*** INPUT ***
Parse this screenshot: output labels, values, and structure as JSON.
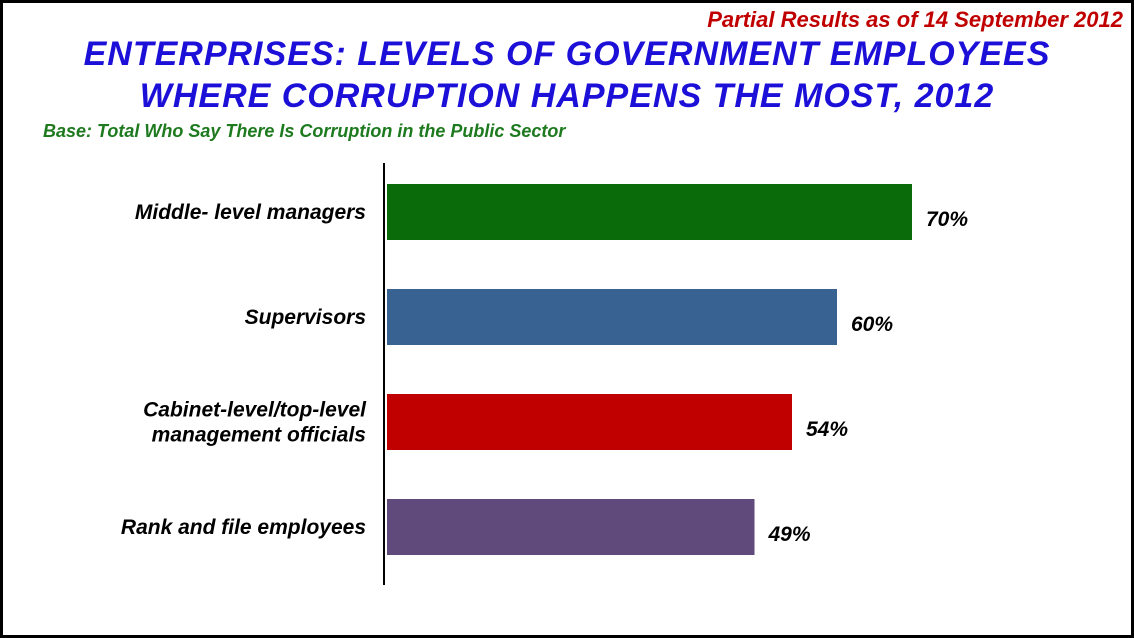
{
  "header": {
    "note": "Partial Results as of 14 September 2012",
    "title_line1": "ENTERPRISES: LEVELS OF GOVERNMENT EMPLOYEES",
    "title_line2": "WHERE CORRUPTION HAPPENS THE MOST, 2012",
    "base": "Base: Total Who Say There Is Corruption in the Public Sector"
  },
  "colors": {
    "note": "#c00000",
    "title": "#1c10d8",
    "base": "#1e7a1e"
  },
  "chart_data": {
    "type": "bar",
    "orientation": "horizontal",
    "title": "ENTERPRISES: LEVELS OF GOVERNMENT EMPLOYEES WHERE CORRUPTION HAPPENS THE MOST, 2012",
    "subtitle": "Base: Total Who Say There Is Corruption in the Public Sector",
    "categories": [
      [
        "Middle- level managers"
      ],
      [
        "Supervisors"
      ],
      [
        "Cabinet-level/top-level",
        "management officials"
      ],
      [
        "Rank and file employees"
      ]
    ],
    "values": [
      70,
      60,
      54,
      49
    ],
    "value_labels": [
      "70%",
      "60%",
      "54%",
      "49%"
    ],
    "bar_colors": [
      "#0a6b0a",
      "#376292",
      "#c00000",
      "#604a7b"
    ],
    "xlim": [
      0,
      100
    ],
    "grid": false,
    "legend": "none"
  }
}
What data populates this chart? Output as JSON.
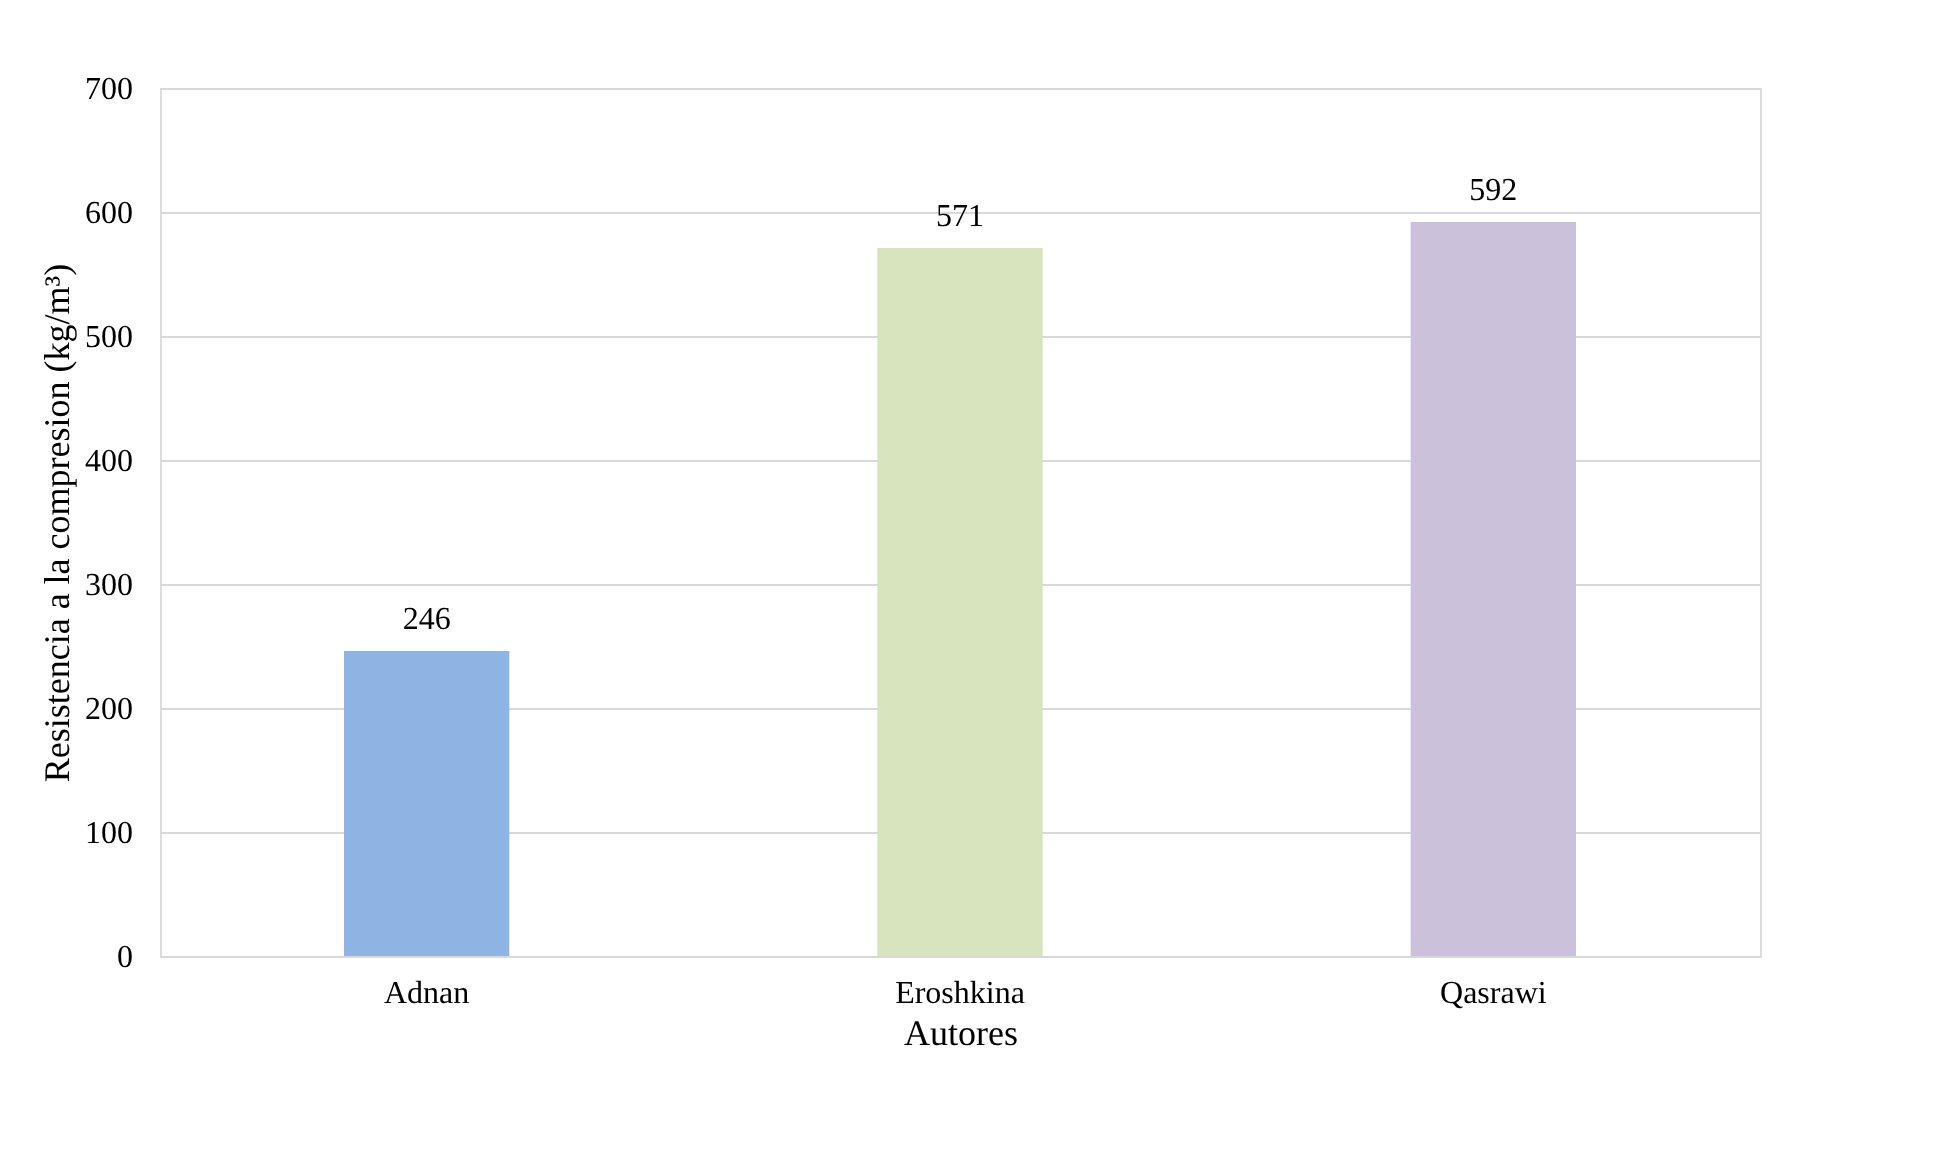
{
  "chart_data": {
    "type": "bar",
    "categories": [
      "Adnan",
      "Eroshkina",
      "Qasrawi"
    ],
    "values": [
      246,
      571,
      592
    ],
    "colors": [
      "#8eb4e3",
      "#d7e4bd",
      "#ccc1da"
    ],
    "xlabel": "Autores",
    "ylabel": "Resistencia a la compresion (kg/m³)",
    "ylim": [
      0,
      700
    ],
    "yticks": [
      0,
      100,
      200,
      300,
      400,
      500,
      600,
      700
    ],
    "grid": "y",
    "data_labels": true
  }
}
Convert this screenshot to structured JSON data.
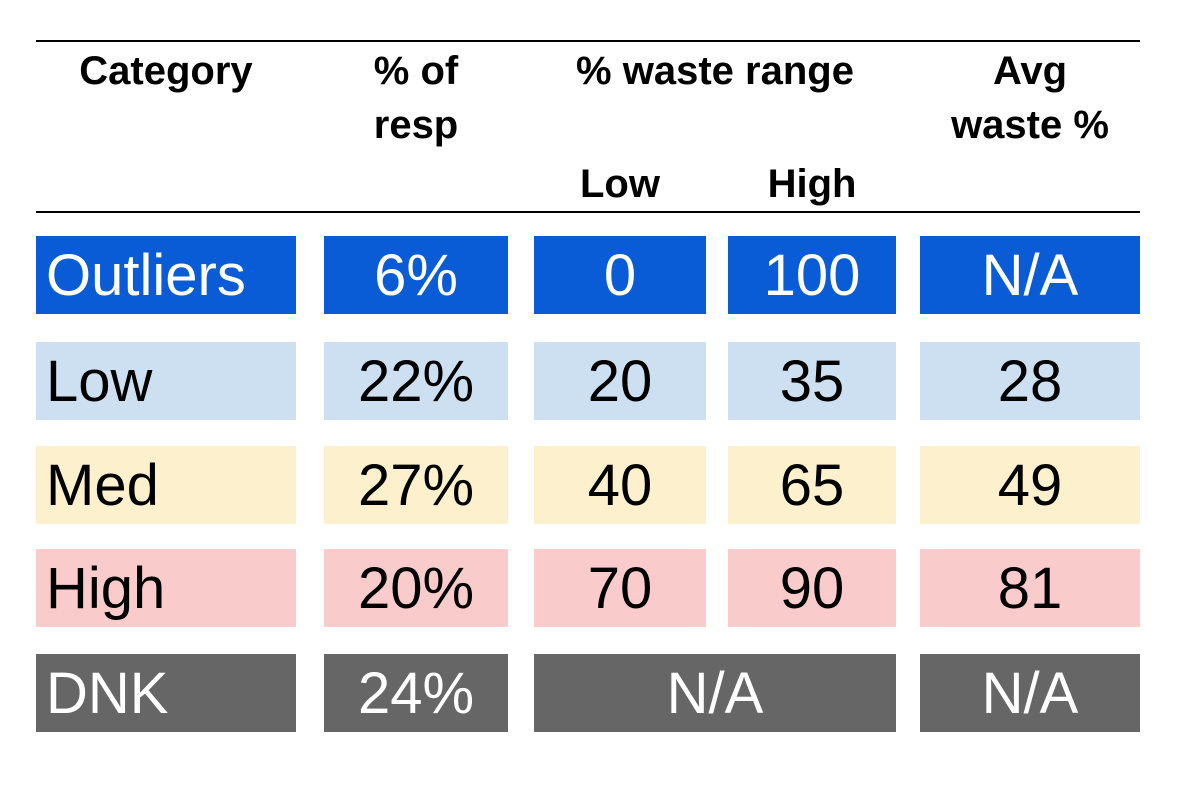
{
  "chart_data": {
    "type": "table",
    "header": {
      "category": "Category",
      "pct_resp_line1": "% of",
      "pct_resp_line2": "resp",
      "range_group": "% waste range",
      "range_low": "Low",
      "range_high": "High",
      "avg_line1": "Avg",
      "avg_line2": "waste %"
    },
    "rows": [
      {
        "category": "Outliers",
        "pct_resp": "6%",
        "low": "0",
        "high": "100",
        "avg": "N/A",
        "fill": "#0a5bd6",
        "text_color": "#ffffff"
      },
      {
        "category": "Low",
        "pct_resp": "22%",
        "low": "20",
        "high": "35",
        "avg": "28",
        "fill": "#cde0f2",
        "text_color": "#000000"
      },
      {
        "category": "Med",
        "pct_resp": "27%",
        "low": "40",
        "high": "65",
        "avg": "49",
        "fill": "#fdf0cc",
        "text_color": "#000000"
      },
      {
        "category": "High",
        "pct_resp": "20%",
        "low": "70",
        "high": "90",
        "avg": "81",
        "fill": "#f9cbcb",
        "text_color": "#000000"
      },
      {
        "category": "DNK",
        "pct_resp": "24%",
        "range": "N/A",
        "avg": "N/A",
        "fill": "#666666",
        "text_color": "#ffffff"
      }
    ]
  }
}
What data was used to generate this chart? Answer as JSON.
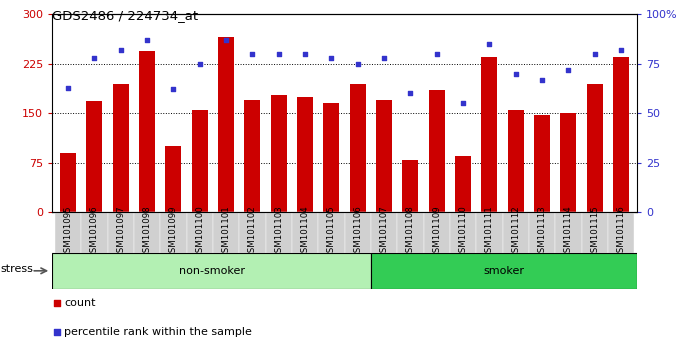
{
  "title": "GDS2486 / 224734_at",
  "categories": [
    "GSM101095",
    "GSM101096",
    "GSM101097",
    "GSM101098",
    "GSM101099",
    "GSM101100",
    "GSM101101",
    "GSM101102",
    "GSM101103",
    "GSM101104",
    "GSM101105",
    "GSM101106",
    "GSM101107",
    "GSM101108",
    "GSM101109",
    "GSM101110",
    "GSM101111",
    "GSM101112",
    "GSM101113",
    "GSM101114",
    "GSM101115",
    "GSM101116"
  ],
  "bar_values": [
    90,
    168,
    195,
    245,
    100,
    155,
    265,
    170,
    178,
    175,
    165,
    195,
    170,
    80,
    185,
    85,
    235,
    155,
    148,
    150,
    195,
    235
  ],
  "dot_values": [
    63,
    78,
    82,
    87,
    62,
    75,
    87,
    80,
    80,
    80,
    78,
    75,
    78,
    60,
    80,
    55,
    85,
    70,
    67,
    72,
    80,
    82
  ],
  "bar_color": "#cc0000",
  "dot_color": "#3333cc",
  "left_ylim": [
    0,
    300
  ],
  "right_ylim": [
    0,
    100
  ],
  "left_yticks": [
    0,
    75,
    150,
    225,
    300
  ],
  "right_yticks": [
    0,
    25,
    50,
    75,
    100
  ],
  "right_yticklabels": [
    "0",
    "25",
    "50",
    "75",
    "100%"
  ],
  "hlines": [
    75,
    150,
    225
  ],
  "non_smoker_label": "non-smoker",
  "smoker_label": "smoker",
  "stress_label": "stress",
  "non_smoker_color": "#b3f0b3",
  "smoker_color": "#33cc55",
  "bar_bg_color": "#d0d0d0",
  "legend_count": "count",
  "legend_percentile": "percentile rank within the sample"
}
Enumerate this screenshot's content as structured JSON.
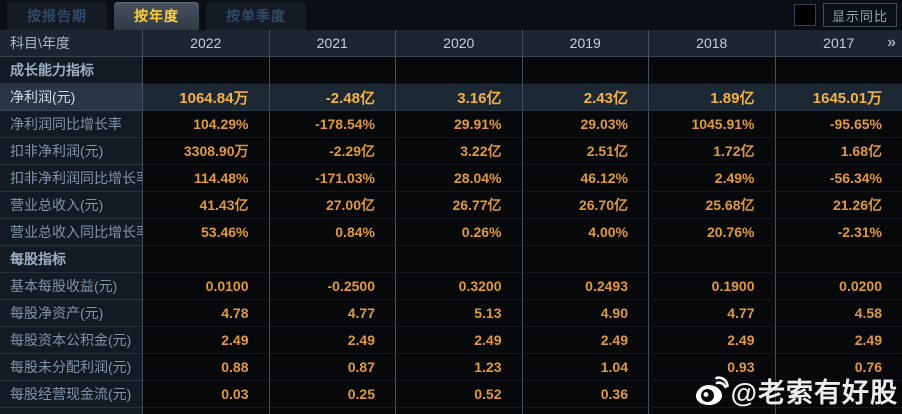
{
  "tabs": [
    {
      "label": "按报告期",
      "active": false
    },
    {
      "label": "按年度",
      "active": true
    },
    {
      "label": "按单季度",
      "active": false
    }
  ],
  "controls": {
    "show_yoy_label": "显示同比",
    "show_yoy_checked": false
  },
  "table": {
    "corner_header": "科目\\年度",
    "year_columns": [
      "2022",
      "2021",
      "2020",
      "2019",
      "2018",
      "2017"
    ],
    "more_icon": "»",
    "rows": [
      {
        "type": "section",
        "label": "成长能力指标",
        "highlight": false,
        "values": [
          "",
          "",
          "",
          "",
          "",
          ""
        ]
      },
      {
        "type": "data",
        "label": "净利润(元)",
        "highlight": true,
        "values": [
          "1064.84万",
          "-2.48亿",
          "3.16亿",
          "2.43亿",
          "1.89亿",
          "1645.01万"
        ]
      },
      {
        "type": "data",
        "label": "净利润同比增长率",
        "highlight": false,
        "values": [
          "104.29%",
          "-178.54%",
          "29.91%",
          "29.03%",
          "1045.91%",
          "-95.65%"
        ]
      },
      {
        "type": "data",
        "label": "扣非净利润(元)",
        "highlight": false,
        "values": [
          "3308.90万",
          "-2.29亿",
          "3.22亿",
          "2.51亿",
          "1.72亿",
          "1.68亿"
        ]
      },
      {
        "type": "data",
        "label": "扣非净利润同比增长率",
        "highlight": false,
        "values": [
          "114.48%",
          "-171.03%",
          "28.04%",
          "46.12%",
          "2.49%",
          "-56.34%"
        ]
      },
      {
        "type": "data",
        "label": "营业总收入(元)",
        "highlight": false,
        "values": [
          "41.43亿",
          "27.00亿",
          "26.77亿",
          "26.70亿",
          "25.68亿",
          "21.26亿"
        ]
      },
      {
        "type": "data",
        "label": "营业总收入同比增长率",
        "highlight": false,
        "values": [
          "53.46%",
          "0.84%",
          "0.26%",
          "4.00%",
          "20.76%",
          "-2.31%"
        ]
      },
      {
        "type": "section",
        "label": "每股指标",
        "highlight": false,
        "values": [
          "",
          "",
          "",
          "",
          "",
          ""
        ]
      },
      {
        "type": "data",
        "label": "基本每股收益(元)",
        "highlight": false,
        "values": [
          "0.0100",
          "-0.2500",
          "0.3200",
          "0.2493",
          "0.1900",
          "0.0200"
        ]
      },
      {
        "type": "data",
        "label": "每股净资产(元)",
        "highlight": false,
        "values": [
          "4.78",
          "4.77",
          "5.13",
          "4.90",
          "4.77",
          "4.58"
        ]
      },
      {
        "type": "data",
        "label": "每股资本公积金(元)",
        "highlight": false,
        "values": [
          "2.49",
          "2.49",
          "2.49",
          "2.49",
          "2.49",
          "2.49"
        ]
      },
      {
        "type": "data",
        "label": "每股未分配利润(元)",
        "highlight": false,
        "values": [
          "0.88",
          "0.87",
          "1.23",
          "1.04",
          "0.93",
          "0.76"
        ]
      },
      {
        "type": "data",
        "label": "每股经营现金流(元)",
        "highlight": false,
        "values": [
          "0.03",
          "0.25",
          "0.52",
          "0.36",
          "",
          ""
        ]
      }
    ]
  },
  "watermark": {
    "text": "@老索有好股",
    "icon": "weibo-icon"
  },
  "colors": {
    "accent_value": "#e0993c",
    "highlight_value": "#f2b145",
    "active_tab_text": "#ffce3a",
    "header_bg": "#1c2530",
    "label_bg": "#131a23",
    "highlight_row_bg": "#1d2835",
    "separator": "#47505c"
  }
}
***
### REQUIRED TASK
Every line that holds the word "WHERE" should be extracted.

### RESPONSE BELOW
    "title_line2": "WHERE CORRUPTION HAPPENS THE MOST, 2012",
    "title": "ENTERPRISES: LEVELS OF GOVERNMENT EMPLOYEES WHERE CORRUPTION HAPPENS THE MOST, 2012",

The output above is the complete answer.